→ **Dataset records**

%%

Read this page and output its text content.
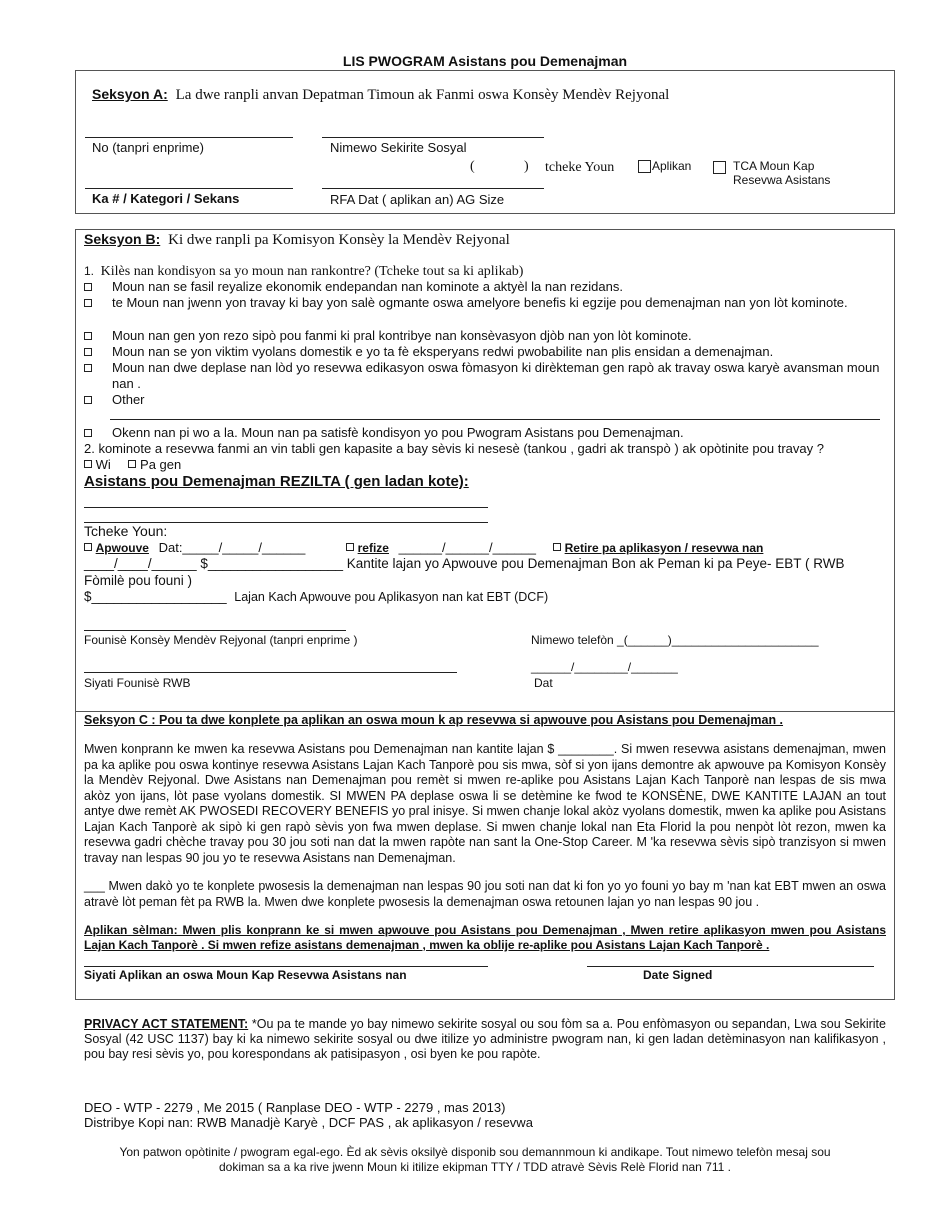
LIS PWOGRAM Asistans pou Demenajman
Seksyon A: La dwe ranpli anvan Depatman Timoun ak Fanmi oswa Konsèy Mendèv Rejyonal
No (tanpri enprime)	Nimewo Sekirite Sosyal
(	) tcheke Youn	Aplikan	TCA Moun Kap Resevwa Asistans
Ka # / Kategori / Sekans	RFA Dat ( aplikan an) AG Size
Seksyon B: Ki dwe ranpli pa Komisyon Konsèy la Mendèv Rejyonal
1. Kilès nan kondisyon sa yo moun nan rankontre? (Tcheke tout sa ki aplikab)
Moun nan se fasil reyalize ekonomik endepandan nan kominote a aktyèl la nan rezidans.
te Moun nan jwenn yon travay ki bay yon salè ogmante oswa amelyore benefis ki egzije pou demenajman nan yon lòt kominote.
Moun nan gen yon rezo sipò pou fanmi ki pral kontribye nan konsèvasyon djòb nan yon lòt kominote.
Moun nan se yon viktim vyolans domestik e yo ta fè eksperyans redwi pwobabilite nan plis ensidan a demenajman.
Moun nan dwe deplase nan lòd yo resevwa edikasyon oswa fòmasyon ki dirèkteman gen rapò ak travay oswa karyè avansman moun nan .
Other
Okenn nan pi wo a la. Moun nan pa satisfè kondisyon yo pou Pwogram Asistans pou Demenajman.
2. kominote a resevwa fanmi an vin tabli gen kapasite a bay sèvis ki nesesè (tankou , gadri ak transpò ) ak opòtinite pou travay ?
Wi Pa gen
Asistans pou Demenajman REZILTA ( gen ladan kote):
Tcheke Youn:
Apwouve Dat:_____/_____/______	refize ______/______/______	Retire pa aplikasyon / resevwa nan
____/____/______ $__________________ Kantite lajan yo Apwouve pou Demenajman Bon ak Peman ki pa Peye- EBT ( RWB
Fòmilè pou founi )
$__________________ Lajan Kach Apwouve pou Aplikasyon nan kat EBT (DCF)
Founisè Konsèy Mendèv Rejyonal (tanpri enprime )	Nimewo telefòn _(______)______________________
______/________/_______
Siyati Founisè RWB	Dat
Seksyon C : Pou ta dwe konplete pa aplikan an oswa moun k ap resevwa si apwouve pou Asistans pou Demenajman .
Mwen konprann ke mwen ka resevwa Asistans pou Demenajman nan kantite lajan $ ________. Si mwen resevwa asistans demenajman, mwen pa ka aplike pou oswa kontinye resevwa Asistans Lajan Kach Tanporè pou sis mwa, sòf si yon ijans demontre ak apwouve pa Komisyon Konsèy la Mendèv Rejyonal. Dwe Asistans nan Demenajman pou remèt si mwen re-aplike pou Asistans Lajan Kach Tanporè nan lespas de sis mwa akòz yon ijans, lòt pase vyolans domestik. SI MWEN PA deplase oswa li se detèmine ke fwod te KONSÈNE, DWE KANTITE LAJAN an tout antye dwe remèt AK PWOSEDI RECOVERY BENEFIS yo pral inisye. Si mwen chanje lokal akòz vyolans domestik, mwen ka aplike pou Asistans Lajan Kach Tanporè ak sipò ki gen rapò sèvis yon fwa mwen deplase. Si mwen chanje lokal nan Eta Florid la pou nenpòt lòt rezon, mwen ka resevwa gadri chèche travay pou 30 jou soti nan dat la mwen rapòte nan sant la One-Stop Career. M 'ka resevwa sèvis sipò tranzisyon si mwen travay nan lespas 90 jou yo te resevwa Asistans nan Demenajman.
___ Mwen dakò yo te konplete pwosesis la demenajman nan lespas 90 jou soti nan dat ki fon yo yo founi yo bay m 'nan kat EBT mwen an oswa atravè lòt peman fèt pa RWB la. Mwen dwe konplete pwosesis la demenajman oswa retounen lajan yo nan lespas 90 jou .
Aplikan sèlman: Mwen plis konprann ke si mwen apwouve pou Asistans pou Demenajman , Mwen retire aplikasyon mwen pou Asistans Lajan Kach Tanporè . Si mwen refize asistans demenajman , mwen ka oblije re-aplike pou Asistans Lajan Kach Tanporè .
Siyati Aplikan an oswa Moun Kap Resevwa Asistans nan	Date Signed
PRIVACY ACT STATEMENT: *Ou pa te mande yo bay nimewo sekirite sosyal ou sou fòm sa a. Pou enfòmasyon ou sepandan, Lwa sou Sekirite Sosyal (42 USC 1137) bay ki ka nimewo sekirite sosyal ou dwe itilize yo administre pwogram nan, ki gen ladan detèminasyon nan kalifikasyon , pou bay resi sèvis yo, pou korespondans ak patisipasyon , osi byen ke pou rapòte.
DEO - WTP - 2279 , Me 2015 ( Ranplase DEO - WTP - 2279 , mas 2013)
Distribye Kopi nan: RWB Manadjè Karyè , DCF PAS , ak aplikasyon / resevwa
Yon patwon opòtinite / pwogram egal-ego. Èd ak sèvis oksilyè disponib sou demannmoun ki andikape. Tout nimewo telefòn mesaj sou
dokiman sa a ka rive jwenn Moun ki itilize ekipman TTY / TDD atravè Sèvis Relè Florid nan 711 .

%%

→ **Direction**
Search the entries for the word "Founisè" and gather every line where it appears.

→ **Reply**
Founisè Konsèy Mendèv Rejyonal (tanpri enprime )	Nimewo telefòn _(______)______________________
Siyati Founisè RWB	Dat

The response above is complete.